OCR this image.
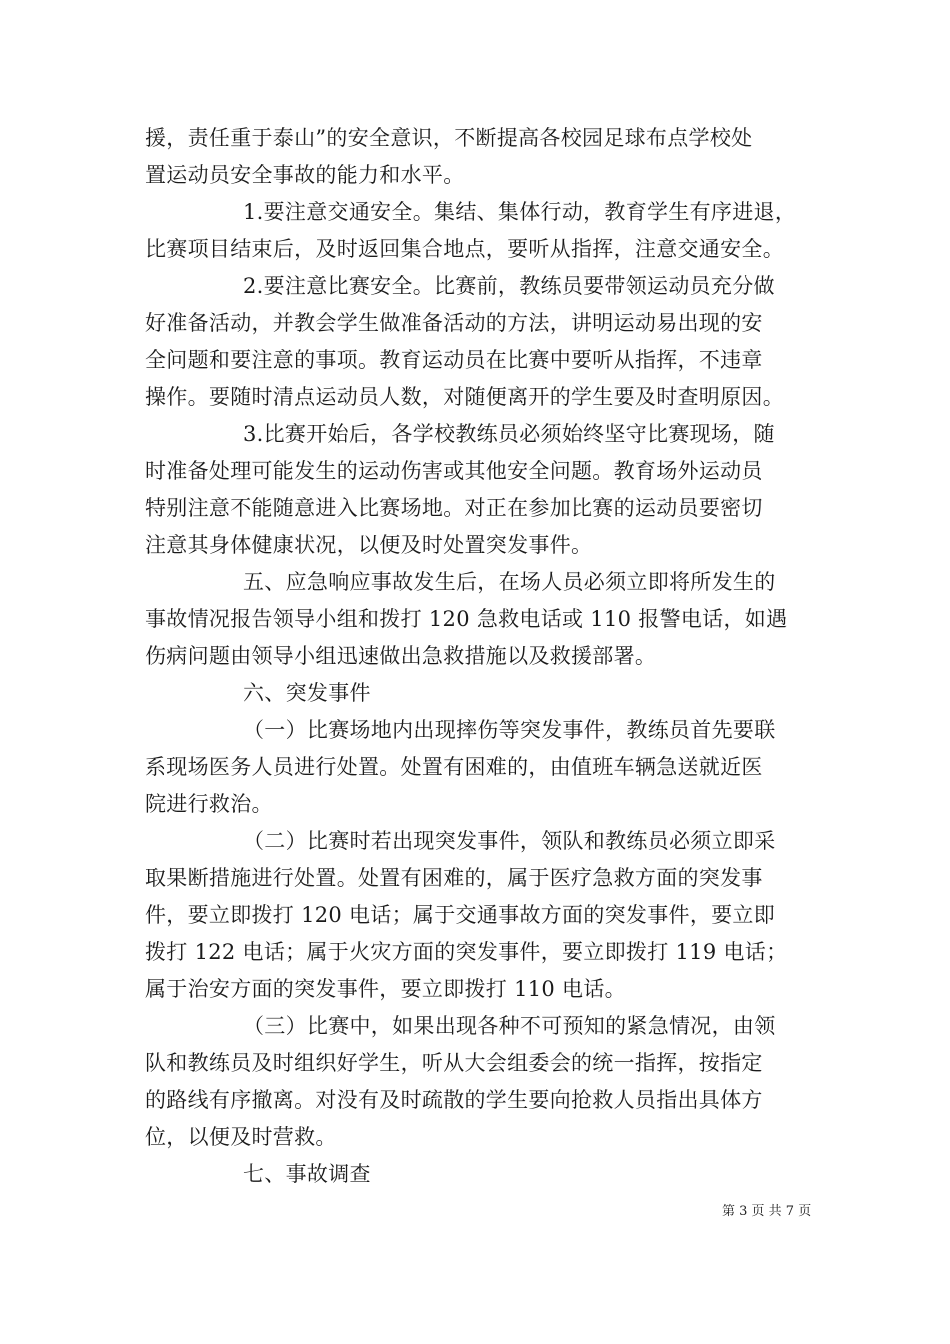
援，责任重于泰山”的安全意识，不断提高各校园足球布点学校处
置运动员安全事故的能力和水平。
1.要注意交通安全。集结、集体行动，教育学生有序进退，
比赛项目结束后，及时返回集合地点，要听从指挥，注意交通安全。
2.要注意比赛安全。比赛前，教练员要带领运动员充分做
好准备活动，并教会学生做准备活动的方法，讲明运动易出现的安
全问题和要注意的事项。教育运动员在比赛中要听从指挥，不违章
操作。要随时清点运动员人数，对随便离开的学生要及时查明原因。
3.比赛开始后，各学校教练员必须始终坚守比赛现场，随
时准备处理可能发生的运动伤害或其他安全问题。教育场外运动员
特别注意不能随意进入比赛场地。对正在参加比赛的运动员要密切
注意其身体健康状况，以便及时处置突发事件。
五、应急响应事故发生后，在场人员必须立即将所发生的
事故情况报告领导小组和拨打 120 急救电话或 110 报警电话，如遇
伤病问题由领导小组迅速做出急救措施以及救援部署。
六、突发事件
（一）比赛场地内出现摔伤等突发事件，教练员首先要联
系现场医务人员进行处置。处置有困难的，由值班车辆急送就近医
院进行救治。
（二）比赛时若出现突发事件，领队和教练员必须立即采
取果断措施进行处置。处置有困难的，属于医疗急救方面的突发事
件，要立即拨打 120 电话；属于交通事故方面的突发事件，要立即
拨打 122 电话；属于火灾方面的突发事件，要立即拨打 119 电话；
属于治安方面的突发事件，要立即拨打 110 电话。
（三）比赛中，如果出现各种不可预知的紧急情况，由领
队和教练员及时组织好学生，听从大会组委会的统一指挥，按指定
的路线有序撤离。对没有及时疏散的学生要向抢救人员指出具体方
位，以便及时营救。
七、事故调查
第 3 页 共 7 页
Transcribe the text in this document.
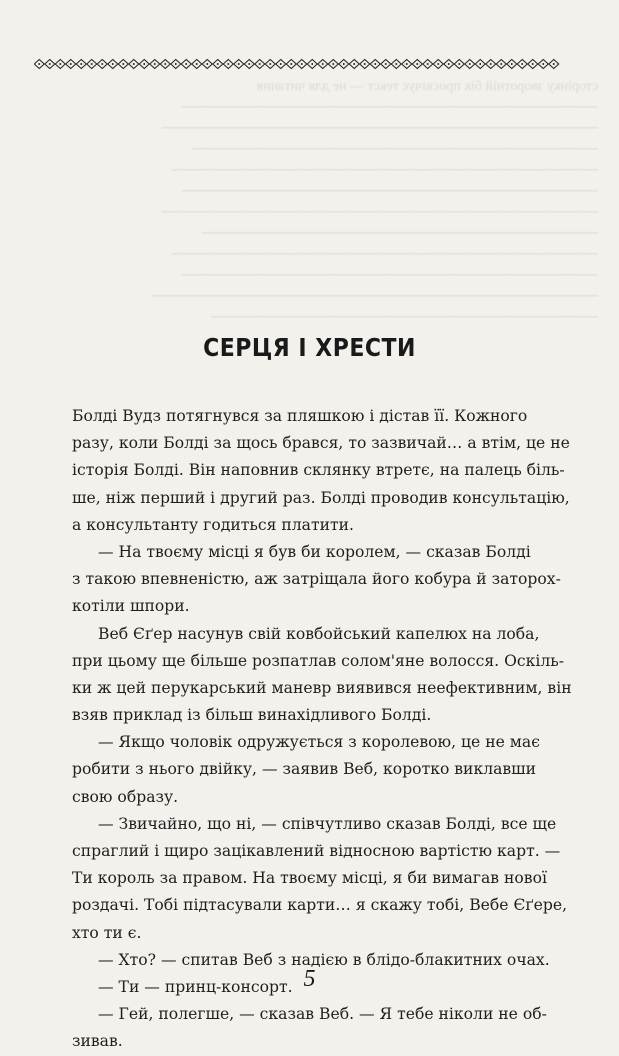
сторінку зворотній бік просвічує текст — не для читання
──────────────────────────────────────────
────────────────────────────────────────────
─────────────────────────────────────────
───────────────────────────────────────────
──────────────────────────────────────────
────────────────────────────────────────────
────────────────────────────────────────
───────────────────────────────────────────
──────────────────────────────────────────
─────────────────────────────────────────────
───────────────────────────────────────
СЕРЦЯ І ХРЕСТИ
Болді Вудз потягнувся за пляшкою і дістав її. Кожного
разу, коли Болді за щось брався, то зазвичай… а втім, це не
історія Болді. Він наповнив склянку втретє, на палець біль-
ше, ніж перший і другий раз. Болді проводив консультацію,
а консультанту годиться платити.
— На твоєму місці я був би королем, — сказав Болді
з такою впевненістю, аж затріщала його кобура й заторох-
котіли шпори.
Веб Єґер насунув свій ковбойський капелюх на лоба,
при цьому ще більше розпатлав солом'яне волосся. Оскіль-
ки ж цей перукарський маневр виявився неефективним, він
взяв приклад із більш винахідливого Болді.
— Якщо чоловік одружується з королевою, це не має
робити з нього двійку, — заявив Веб, коротко виклавши
свою образу.
— Звичайно, що ні, — співчутливо сказав Болді, все ще
спраглий і щиро зацікавлений відносною вартістю карт. —
Ти король за правом. На твоєму місці, я би вимагав нової
роздачі. Тобі підтасували карти… я скажу тобі, Вебе Єґере,
хто ти є.
— Хто? — спитав Веб з надією в блідо-блакитних очах.
— Ти — принц-консорт.
— Гей, полегше, — сказав Веб. — Я тебе ніколи не об-
зивав.
5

Your objective. Every entry above should be duplicated exactly. Do not include the images.

Result below.
OCR this image.
援，责任重于泰山”的安全意识，不断提高各校园足球布点学校处
置运动员安全事故的能力和水平。
1.要注意交通安全。集结、集体行动，教育学生有序进退，
比赛项目结束后，及时返回集合地点，要听从指挥，注意交通安全。
2.要注意比赛安全。比赛前，教练员要带领运动员充分做
好准备活动，并教会学生做准备活动的方法，讲明运动易出现的安
全问题和要注意的事项。教育运动员在比赛中要听从指挥，不违章
操作。要随时清点运动员人数，对随便离开的学生要及时查明原因。
3.比赛开始后，各学校教练员必须始终坚守比赛现场，随
时准备处理可能发生的运动伤害或其他安全问题。教育场外运动员
特别注意不能随意进入比赛场地。对正在参加比赛的运动员要密切
注意其身体健康状况，以便及时处置突发事件。
五、应急响应事故发生后，在场人员必须立即将所发生的
事故情况报告领导小组和拨打 120 急救电话或 110 报警电话，如遇
伤病问题由领导小组迅速做出急救措施以及救援部署。
六、突发事件
（一）比赛场地内出现摔伤等突发事件，教练员首先要联
系现场医务人员进行处置。处置有困难的，由值班车辆急送就近医
院进行救治。
（二）比赛时若出现突发事件，领队和教练员必须立即采
取果断措施进行处置。处置有困难的，属于医疗急救方面的突发事
件，要立即拨打 120 电话；属于交通事故方面的突发事件，要立即
拨打 122 电话；属于火灾方面的突发事件，要立即拨打 119 电话；
属于治安方面的突发事件，要立即拨打 110 电话。
（三）比赛中，如果出现各种不可预知的紧急情况，由领
队和教练员及时组织好学生，听从大会组委会的统一指挥，按指定
的路线有序撤离。对没有及时疏散的学生要向抢救人员指出具体方
位，以便及时营救。
七、事故调查
第 3 页 共 7 页
Transcribe the text in this document.
сторінку зворотній бік просвічує текст — не для читання
──────────────────────────────────────────
────────────────────────────────────────────
─────────────────────────────────────────
───────────────────────────────────────────
──────────────────────────────────────────
────────────────────────────────────────────
────────────────────────────────────────
───────────────────────────────────────────
──────────────────────────────────────────
─────────────────────────────────────────────
───────────────────────────────────────
СЕРЦЯ І ХРЕСТИ
Болді Вудз потягнувся за пляшкою і дістав її. Кожного
разу, коли Болді за щось брався, то зазвичай… а втім, це не
історія Болді. Він наповнив склянку втретє, на палець біль-
ше, ніж перший і другий раз. Болді проводив консультацію,
а консультанту годиться платити.
— На твоєму місці я був би королем, — сказав Болді
з такою впевненістю, аж затріщала його кобура й заторох-
котіли шпори.
Веб Єґер насунув свій ковбойський капелюх на лоба,
при цьому ще більше розпатлав солом'яне волосся. Оскіль-
ки ж цей перукарський маневр виявився неефективним, він
взяв приклад із більш винахідливого Болді.
— Якщо чоловік одружується з королевою, це не має
робити з нього двійку, — заявив Веб, коротко виклавши
свою образу.
— Звичайно, що ні, — співчутливо сказав Болді, все ще
спраглий і щиро зацікавлений відносною вартістю карт. —
Ти король за правом. На твоєму місці, я би вимагав нової
роздачі. Тобі підтасували карти… я скажу тобі, Вебе Єґере,
хто ти є.
— Хто? — спитав Веб з надією в блідо-блакитних очах.
— Ти — принц-консорт.
— Гей, полегше, — сказав Веб. — Я тебе ніколи не об-
зивав.
5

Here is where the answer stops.